# THE TASK
Make an exact copy of all the data.

Records from a collection:
▼

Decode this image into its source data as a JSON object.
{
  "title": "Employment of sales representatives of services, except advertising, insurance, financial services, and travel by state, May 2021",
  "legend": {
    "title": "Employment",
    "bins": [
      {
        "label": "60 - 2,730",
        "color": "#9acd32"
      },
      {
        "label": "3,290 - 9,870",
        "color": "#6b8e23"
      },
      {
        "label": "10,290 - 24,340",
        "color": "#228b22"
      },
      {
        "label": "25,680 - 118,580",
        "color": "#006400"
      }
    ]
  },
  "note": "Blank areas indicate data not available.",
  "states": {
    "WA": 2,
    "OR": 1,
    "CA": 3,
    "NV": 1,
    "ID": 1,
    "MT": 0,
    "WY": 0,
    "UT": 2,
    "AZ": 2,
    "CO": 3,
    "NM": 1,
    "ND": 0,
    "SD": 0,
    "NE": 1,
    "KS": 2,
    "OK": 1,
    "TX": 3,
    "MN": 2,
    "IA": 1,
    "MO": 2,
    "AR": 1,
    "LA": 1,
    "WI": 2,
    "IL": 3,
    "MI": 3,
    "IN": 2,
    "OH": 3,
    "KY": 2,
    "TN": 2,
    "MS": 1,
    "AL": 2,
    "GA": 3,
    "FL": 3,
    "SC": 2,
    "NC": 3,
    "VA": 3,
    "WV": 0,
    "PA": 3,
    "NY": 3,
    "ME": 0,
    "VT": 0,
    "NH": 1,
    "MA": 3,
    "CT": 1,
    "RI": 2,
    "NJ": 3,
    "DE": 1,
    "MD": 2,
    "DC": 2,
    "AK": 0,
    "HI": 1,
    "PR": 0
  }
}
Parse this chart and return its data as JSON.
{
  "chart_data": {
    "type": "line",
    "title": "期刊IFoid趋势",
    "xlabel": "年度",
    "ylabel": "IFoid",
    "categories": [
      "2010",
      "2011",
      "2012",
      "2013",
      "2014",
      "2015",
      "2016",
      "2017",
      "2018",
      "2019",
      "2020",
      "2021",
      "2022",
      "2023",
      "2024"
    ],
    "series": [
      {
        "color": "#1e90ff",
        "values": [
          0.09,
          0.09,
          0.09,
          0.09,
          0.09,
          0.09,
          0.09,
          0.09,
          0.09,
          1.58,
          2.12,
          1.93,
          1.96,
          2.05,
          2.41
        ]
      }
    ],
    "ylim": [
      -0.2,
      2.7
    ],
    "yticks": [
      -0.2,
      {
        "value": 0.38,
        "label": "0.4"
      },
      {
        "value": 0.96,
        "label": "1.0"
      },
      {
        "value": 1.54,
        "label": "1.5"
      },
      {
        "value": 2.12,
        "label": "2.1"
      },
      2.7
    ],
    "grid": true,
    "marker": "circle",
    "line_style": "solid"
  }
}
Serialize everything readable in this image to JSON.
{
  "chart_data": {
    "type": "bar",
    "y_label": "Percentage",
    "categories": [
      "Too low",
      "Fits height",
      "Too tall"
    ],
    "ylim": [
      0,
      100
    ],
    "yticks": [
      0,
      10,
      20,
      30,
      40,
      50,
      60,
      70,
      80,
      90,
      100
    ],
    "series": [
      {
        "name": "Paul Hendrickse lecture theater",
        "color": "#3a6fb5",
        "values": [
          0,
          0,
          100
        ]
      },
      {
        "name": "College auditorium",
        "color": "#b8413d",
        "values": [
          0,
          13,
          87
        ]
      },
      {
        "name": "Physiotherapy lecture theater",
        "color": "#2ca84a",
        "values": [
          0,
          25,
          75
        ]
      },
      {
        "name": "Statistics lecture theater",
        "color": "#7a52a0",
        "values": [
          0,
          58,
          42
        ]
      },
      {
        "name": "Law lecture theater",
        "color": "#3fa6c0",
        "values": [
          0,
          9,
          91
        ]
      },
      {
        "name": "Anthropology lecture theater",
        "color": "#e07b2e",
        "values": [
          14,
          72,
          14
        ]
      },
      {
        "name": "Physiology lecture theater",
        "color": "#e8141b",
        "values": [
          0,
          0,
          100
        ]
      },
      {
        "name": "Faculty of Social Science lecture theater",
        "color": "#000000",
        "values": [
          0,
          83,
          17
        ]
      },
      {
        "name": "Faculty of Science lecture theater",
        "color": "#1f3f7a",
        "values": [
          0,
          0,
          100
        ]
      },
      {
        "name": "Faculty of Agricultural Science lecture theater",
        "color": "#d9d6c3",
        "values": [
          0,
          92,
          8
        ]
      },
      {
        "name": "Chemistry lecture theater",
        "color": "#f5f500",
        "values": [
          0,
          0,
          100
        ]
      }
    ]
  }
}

▲

# EXERCISE SOLUTION
Decode this image into its source data as a JSON object.
{
  "title": "Employment of sales representatives of services, except advertising, insurance, financial services, and travel by state, May 2021",
  "legend": {
    "title": "Employment",
    "bins": [
      {
        "label": "60 - 2,730",
        "color": "#9acd32"
      },
      {
        "label": "3,290 - 9,870",
        "color": "#6b8e23"
      },
      {
        "label": "10,290 - 24,340",
        "color": "#228b22"
      },
      {
        "label": "25,680 - 118,580",
        "color": "#006400"
      }
    ]
  },
  "note": "Blank areas indicate data not available.",
  "states": {
    "WA": 2,
    "OR": 1,
    "CA": 3,
    "NV": 1,
    "ID": 1,
    "MT": 0,
    "WY": 0,
    "UT": 2,
    "AZ": 2,
    "CO": 3,
    "NM": 1,
    "ND": 0,
    "SD": 0,
    "NE": 1,
    "KS": 2,
    "OK": 1,
    "TX": 3,
    "MN": 2,
    "IA": 1,
    "MO": 2,
    "AR": 1,
    "LA": 1,
    "WI": 2,
    "IL": 3,
    "MI": 3,
    "IN": 2,
    "OH": 3,
    "KY": 2,
    "TN": 2,
    "MS": 1,
    "AL": 2,
    "GA": 3,
    "FL": 3,
    "SC": 2,
    "NC": 3,
    "VA": 3,
    "WV": 0,
    "PA": 3,
    "NY": 3,
    "ME": 0,
    "VT": 0,
    "NH": 1,
    "MA": 3,
    "CT": 1,
    "RI": 2,
    "NJ": 3,
    "DE": 1,
    "MD": 2,
    "DC": 2,
    "AK": 0,
    "HI": 1,
    "PR": 0
  }
}
Parse this chart and return its data as JSON.
{
  "chart_data": {
    "type": "line",
    "title": "期刊IFoid趋势",
    "xlabel": "年度",
    "ylabel": "IFoid",
    "categories": [
      "2010",
      "2011",
      "2012",
      "2013",
      "2014",
      "2015",
      "2016",
      "2017",
      "2018",
      "2019",
      "2020",
      "2021",
      "2022",
      "2023",
      "2024"
    ],
    "series": [
      {
        "color": "#1e90ff",
        "values": [
          0.09,
          0.09,
          0.09,
          0.09,
          0.09,
          0.09,
          0.09,
          0.09,
          0.09,
          1.58,
          2.12,
          1.93,
          1.96,
          2.05,
          2.41
        ]
      }
    ],
    "ylim": [
      -0.2,
      2.7
    ],
    "yticks": [
      -0.2,
      {
        "value": 0.38,
        "label": "0.4"
      },
      {
        "value": 0.96,
        "label": "1.0"
      },
      {
        "value": 1.54,
        "label": "1.5"
      },
      {
        "value": 2.12,
        "label": "2.1"
      },
      2.7
    ],
    "grid": true,
    "marker": "circle",
    "line_style": "solid"
  }
}
Serialize everything readable in this image to JSON.
{
  "chart_data": {
    "type": "bar",
    "y_label": "Percentage",
    "categories": [
      "Too low",
      "Fits height",
      "Too tall"
    ],
    "ylim": [
      0,
      100
    ],
    "yticks": [
      0,
      10,
      20,
      30,
      40,
      50,
      60,
      70,
      80,
      90,
      100
    ],
    "series": [
      {
        "name": "Paul Hendrickse lecture theater",
        "color": "#3a6fb5",
        "values": [
          0,
          0,
          100
        ]
      },
      {
        "name": "College auditorium",
        "color": "#b8413d",
        "values": [
          0,
          13,
          87
        ]
      },
      {
        "name": "Physiotherapy lecture theater",
        "color": "#2ca84a",
        "values": [
          0,
          25,
          75
        ]
      },
      {
        "name": "Statistics lecture theater",
        "color": "#7a52a0",
        "values": [
          0,
          58,
          42
        ]
      },
      {
        "name": "Law lecture theater",
        "color": "#3fa6c0",
        "values": [
          0,
          9,
          91
        ]
      },
      {
        "name": "Anthropology lecture theater",
        "color": "#e07b2e",
        "values": [
          14,
          72,
          14
        ]
      },
      {
        "name": "Physiology lecture theater",
        "color": "#e8141b",
        "values": [
          0,
          0,
          100
        ]
      },
      {
        "name": "Faculty of Social Science lecture theater",
        "color": "#000000",
        "values": [
          0,
          83,
          17
        ]
      },
      {
        "name": "Faculty of Science lecture theater",
        "color": "#1f3f7a",
        "values": [
          0,
          0,
          100
        ]
      },
      {
        "name": "Faculty of Agricultural Science lecture theater",
        "color": "#d9d6c3",
        "values": [
          0,
          92,
          8
        ]
      },
      {
        "name": "Chemistry lecture theater",
        "color": "#f5f500",
        "values": [
          0,
          0,
          100
        ]
      }
    ]
  }
}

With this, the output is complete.